THE PROBLEM
Check each line of the listing, and copy it if it contains the word "reunião".

DATA EXTRACT
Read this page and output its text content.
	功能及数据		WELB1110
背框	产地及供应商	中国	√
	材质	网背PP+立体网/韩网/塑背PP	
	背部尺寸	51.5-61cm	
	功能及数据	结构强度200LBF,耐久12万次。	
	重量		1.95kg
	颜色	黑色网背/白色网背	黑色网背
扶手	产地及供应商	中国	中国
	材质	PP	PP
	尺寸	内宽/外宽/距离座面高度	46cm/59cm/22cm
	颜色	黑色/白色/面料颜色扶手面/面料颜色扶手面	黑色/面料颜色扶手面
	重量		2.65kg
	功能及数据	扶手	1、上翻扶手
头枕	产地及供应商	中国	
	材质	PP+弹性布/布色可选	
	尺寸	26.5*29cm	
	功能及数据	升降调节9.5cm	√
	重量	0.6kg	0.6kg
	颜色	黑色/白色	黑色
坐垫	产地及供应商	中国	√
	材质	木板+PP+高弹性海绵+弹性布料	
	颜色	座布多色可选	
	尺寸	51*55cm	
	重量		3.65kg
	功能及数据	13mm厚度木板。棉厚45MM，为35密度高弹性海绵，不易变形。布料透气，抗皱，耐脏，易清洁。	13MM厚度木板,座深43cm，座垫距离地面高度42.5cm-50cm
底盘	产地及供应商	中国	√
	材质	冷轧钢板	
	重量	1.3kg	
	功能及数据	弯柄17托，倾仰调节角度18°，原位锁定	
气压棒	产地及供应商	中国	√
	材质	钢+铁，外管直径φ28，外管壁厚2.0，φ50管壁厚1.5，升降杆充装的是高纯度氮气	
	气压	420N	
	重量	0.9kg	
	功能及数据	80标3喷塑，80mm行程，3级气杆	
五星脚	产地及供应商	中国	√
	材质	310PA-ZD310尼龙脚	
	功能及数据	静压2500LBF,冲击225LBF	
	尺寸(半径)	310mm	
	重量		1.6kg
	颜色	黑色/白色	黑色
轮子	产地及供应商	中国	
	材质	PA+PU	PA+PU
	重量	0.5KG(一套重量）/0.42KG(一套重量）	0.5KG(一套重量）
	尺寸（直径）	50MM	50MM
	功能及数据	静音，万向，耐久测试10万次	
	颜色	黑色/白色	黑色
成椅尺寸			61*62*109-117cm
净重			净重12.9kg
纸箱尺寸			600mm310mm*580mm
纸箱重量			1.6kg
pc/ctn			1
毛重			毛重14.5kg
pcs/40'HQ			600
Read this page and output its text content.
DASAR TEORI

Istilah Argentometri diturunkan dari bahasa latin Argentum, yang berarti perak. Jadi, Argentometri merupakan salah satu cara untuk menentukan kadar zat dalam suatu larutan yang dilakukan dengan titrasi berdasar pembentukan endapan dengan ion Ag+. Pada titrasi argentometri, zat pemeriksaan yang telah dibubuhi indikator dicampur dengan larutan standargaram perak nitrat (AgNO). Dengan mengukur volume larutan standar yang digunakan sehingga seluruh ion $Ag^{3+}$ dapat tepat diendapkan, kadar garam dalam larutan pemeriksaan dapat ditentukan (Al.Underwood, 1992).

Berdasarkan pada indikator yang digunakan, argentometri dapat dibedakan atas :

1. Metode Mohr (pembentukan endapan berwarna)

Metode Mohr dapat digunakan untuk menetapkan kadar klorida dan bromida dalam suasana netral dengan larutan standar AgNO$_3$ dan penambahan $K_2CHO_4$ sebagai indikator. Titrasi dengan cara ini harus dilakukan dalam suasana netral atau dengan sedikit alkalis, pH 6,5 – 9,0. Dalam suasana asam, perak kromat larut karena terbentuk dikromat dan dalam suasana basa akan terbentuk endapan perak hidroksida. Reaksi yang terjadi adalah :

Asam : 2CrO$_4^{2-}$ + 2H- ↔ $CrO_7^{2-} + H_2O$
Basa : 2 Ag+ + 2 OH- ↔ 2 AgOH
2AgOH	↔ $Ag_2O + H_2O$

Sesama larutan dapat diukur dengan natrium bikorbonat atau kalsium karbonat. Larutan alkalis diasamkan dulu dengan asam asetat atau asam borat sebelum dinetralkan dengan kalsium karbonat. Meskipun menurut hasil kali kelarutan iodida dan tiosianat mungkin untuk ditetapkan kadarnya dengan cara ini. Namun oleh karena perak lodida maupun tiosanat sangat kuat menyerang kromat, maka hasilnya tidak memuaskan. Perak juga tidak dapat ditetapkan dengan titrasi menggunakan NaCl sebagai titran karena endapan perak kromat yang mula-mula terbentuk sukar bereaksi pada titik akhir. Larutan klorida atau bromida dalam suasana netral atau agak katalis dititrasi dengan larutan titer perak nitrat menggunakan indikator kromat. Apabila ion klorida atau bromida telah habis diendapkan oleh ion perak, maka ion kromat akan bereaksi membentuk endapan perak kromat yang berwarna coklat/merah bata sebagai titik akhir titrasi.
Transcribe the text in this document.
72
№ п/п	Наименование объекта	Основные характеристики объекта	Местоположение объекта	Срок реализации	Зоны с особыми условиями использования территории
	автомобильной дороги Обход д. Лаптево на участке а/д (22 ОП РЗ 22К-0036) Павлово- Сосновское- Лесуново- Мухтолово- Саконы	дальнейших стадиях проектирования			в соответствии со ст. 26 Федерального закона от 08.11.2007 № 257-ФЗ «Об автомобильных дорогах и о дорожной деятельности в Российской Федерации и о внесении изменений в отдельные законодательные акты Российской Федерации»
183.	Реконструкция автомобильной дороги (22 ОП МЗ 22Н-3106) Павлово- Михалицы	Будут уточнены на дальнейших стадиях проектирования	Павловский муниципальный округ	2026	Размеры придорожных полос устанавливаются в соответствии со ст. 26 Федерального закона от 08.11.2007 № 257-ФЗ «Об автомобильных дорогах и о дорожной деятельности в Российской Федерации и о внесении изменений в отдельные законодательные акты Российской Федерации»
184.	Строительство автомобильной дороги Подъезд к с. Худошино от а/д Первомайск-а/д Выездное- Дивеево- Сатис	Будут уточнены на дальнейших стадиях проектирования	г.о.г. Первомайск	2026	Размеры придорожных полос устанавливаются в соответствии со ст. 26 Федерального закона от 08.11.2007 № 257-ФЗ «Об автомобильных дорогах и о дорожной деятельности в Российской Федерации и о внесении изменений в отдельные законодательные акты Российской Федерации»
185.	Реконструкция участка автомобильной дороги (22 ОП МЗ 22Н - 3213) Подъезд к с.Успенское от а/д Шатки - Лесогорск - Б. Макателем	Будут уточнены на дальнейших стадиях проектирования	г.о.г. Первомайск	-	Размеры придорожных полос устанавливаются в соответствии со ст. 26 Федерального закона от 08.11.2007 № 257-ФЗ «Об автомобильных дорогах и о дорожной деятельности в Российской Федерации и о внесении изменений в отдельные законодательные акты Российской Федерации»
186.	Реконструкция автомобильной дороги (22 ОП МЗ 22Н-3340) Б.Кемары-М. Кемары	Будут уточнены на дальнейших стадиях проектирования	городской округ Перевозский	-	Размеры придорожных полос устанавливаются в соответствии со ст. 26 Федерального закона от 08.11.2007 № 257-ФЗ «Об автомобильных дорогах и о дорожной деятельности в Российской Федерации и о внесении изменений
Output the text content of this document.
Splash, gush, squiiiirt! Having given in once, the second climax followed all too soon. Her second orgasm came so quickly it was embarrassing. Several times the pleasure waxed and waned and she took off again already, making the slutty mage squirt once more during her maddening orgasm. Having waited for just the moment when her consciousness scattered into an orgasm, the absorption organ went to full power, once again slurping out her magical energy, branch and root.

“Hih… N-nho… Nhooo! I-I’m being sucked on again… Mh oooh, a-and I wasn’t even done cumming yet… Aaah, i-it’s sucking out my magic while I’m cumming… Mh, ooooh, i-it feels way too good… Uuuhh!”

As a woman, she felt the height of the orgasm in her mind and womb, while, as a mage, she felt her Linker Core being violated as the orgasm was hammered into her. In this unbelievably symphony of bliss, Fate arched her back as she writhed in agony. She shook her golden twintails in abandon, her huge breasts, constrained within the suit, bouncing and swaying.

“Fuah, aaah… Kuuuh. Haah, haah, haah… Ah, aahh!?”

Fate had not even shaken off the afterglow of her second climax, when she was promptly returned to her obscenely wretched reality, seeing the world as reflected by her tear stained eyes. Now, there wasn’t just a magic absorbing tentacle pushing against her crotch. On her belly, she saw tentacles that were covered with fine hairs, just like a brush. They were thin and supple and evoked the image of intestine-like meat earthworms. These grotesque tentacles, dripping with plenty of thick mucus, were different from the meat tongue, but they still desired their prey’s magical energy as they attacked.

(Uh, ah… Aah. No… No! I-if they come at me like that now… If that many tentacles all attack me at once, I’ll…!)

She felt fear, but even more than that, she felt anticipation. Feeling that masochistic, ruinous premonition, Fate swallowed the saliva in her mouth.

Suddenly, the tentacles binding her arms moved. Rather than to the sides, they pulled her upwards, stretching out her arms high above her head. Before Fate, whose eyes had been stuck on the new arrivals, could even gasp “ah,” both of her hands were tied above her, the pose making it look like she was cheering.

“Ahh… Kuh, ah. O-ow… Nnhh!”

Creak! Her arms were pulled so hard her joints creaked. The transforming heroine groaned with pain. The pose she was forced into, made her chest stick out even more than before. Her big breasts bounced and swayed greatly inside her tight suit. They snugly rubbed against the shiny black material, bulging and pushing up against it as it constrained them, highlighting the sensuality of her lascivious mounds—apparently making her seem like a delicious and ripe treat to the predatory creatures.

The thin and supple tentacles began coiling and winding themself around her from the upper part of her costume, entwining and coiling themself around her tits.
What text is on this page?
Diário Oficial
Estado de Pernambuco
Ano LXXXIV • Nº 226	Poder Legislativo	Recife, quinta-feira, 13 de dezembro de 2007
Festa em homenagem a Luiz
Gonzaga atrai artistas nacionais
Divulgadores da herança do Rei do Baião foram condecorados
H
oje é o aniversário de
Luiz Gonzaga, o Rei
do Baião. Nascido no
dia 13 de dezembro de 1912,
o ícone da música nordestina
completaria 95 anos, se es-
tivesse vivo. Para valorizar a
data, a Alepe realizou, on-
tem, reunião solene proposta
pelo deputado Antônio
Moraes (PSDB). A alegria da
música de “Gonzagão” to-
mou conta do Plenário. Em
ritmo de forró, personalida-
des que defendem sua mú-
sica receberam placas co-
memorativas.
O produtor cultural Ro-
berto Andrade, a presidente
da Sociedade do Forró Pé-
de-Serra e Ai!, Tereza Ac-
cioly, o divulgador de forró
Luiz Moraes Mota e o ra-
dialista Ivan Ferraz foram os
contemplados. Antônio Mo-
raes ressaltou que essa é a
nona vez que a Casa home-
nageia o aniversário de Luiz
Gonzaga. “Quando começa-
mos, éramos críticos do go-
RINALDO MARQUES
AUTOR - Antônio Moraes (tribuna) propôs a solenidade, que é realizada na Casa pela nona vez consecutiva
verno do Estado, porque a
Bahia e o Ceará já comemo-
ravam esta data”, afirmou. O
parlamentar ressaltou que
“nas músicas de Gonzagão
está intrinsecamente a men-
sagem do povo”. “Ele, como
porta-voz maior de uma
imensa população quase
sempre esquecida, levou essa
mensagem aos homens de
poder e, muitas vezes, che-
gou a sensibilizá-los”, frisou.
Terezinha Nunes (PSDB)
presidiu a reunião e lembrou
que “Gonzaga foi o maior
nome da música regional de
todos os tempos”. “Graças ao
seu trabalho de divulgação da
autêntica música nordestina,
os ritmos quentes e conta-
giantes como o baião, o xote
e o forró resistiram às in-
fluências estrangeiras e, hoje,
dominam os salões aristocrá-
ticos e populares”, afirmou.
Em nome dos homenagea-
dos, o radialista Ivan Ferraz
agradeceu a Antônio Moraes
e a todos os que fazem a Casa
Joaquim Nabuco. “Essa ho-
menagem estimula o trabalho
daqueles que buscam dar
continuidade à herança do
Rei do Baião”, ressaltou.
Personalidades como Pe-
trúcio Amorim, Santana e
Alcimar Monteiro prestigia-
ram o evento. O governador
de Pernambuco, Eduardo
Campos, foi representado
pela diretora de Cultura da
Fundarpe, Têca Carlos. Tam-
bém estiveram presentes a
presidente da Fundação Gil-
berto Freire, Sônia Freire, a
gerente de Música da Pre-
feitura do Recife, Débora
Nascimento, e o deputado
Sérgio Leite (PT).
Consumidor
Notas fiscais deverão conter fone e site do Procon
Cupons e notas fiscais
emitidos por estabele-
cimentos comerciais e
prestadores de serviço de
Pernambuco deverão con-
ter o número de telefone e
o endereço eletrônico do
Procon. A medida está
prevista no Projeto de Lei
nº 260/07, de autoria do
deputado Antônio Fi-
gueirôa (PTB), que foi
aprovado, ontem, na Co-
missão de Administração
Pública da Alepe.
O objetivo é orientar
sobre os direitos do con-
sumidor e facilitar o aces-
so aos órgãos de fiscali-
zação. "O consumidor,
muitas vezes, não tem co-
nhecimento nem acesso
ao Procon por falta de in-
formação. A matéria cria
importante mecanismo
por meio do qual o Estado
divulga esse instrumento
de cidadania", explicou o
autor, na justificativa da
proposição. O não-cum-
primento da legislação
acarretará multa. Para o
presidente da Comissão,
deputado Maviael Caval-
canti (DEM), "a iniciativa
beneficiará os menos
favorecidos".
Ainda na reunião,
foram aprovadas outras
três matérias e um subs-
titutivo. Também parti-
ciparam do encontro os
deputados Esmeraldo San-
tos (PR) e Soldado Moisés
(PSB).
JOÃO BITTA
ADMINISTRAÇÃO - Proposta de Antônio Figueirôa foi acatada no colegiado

OUTPUT OF THE TASK
tem, reunião solene proposta
presidiu a reunião e lembrou
Ainda na reunião,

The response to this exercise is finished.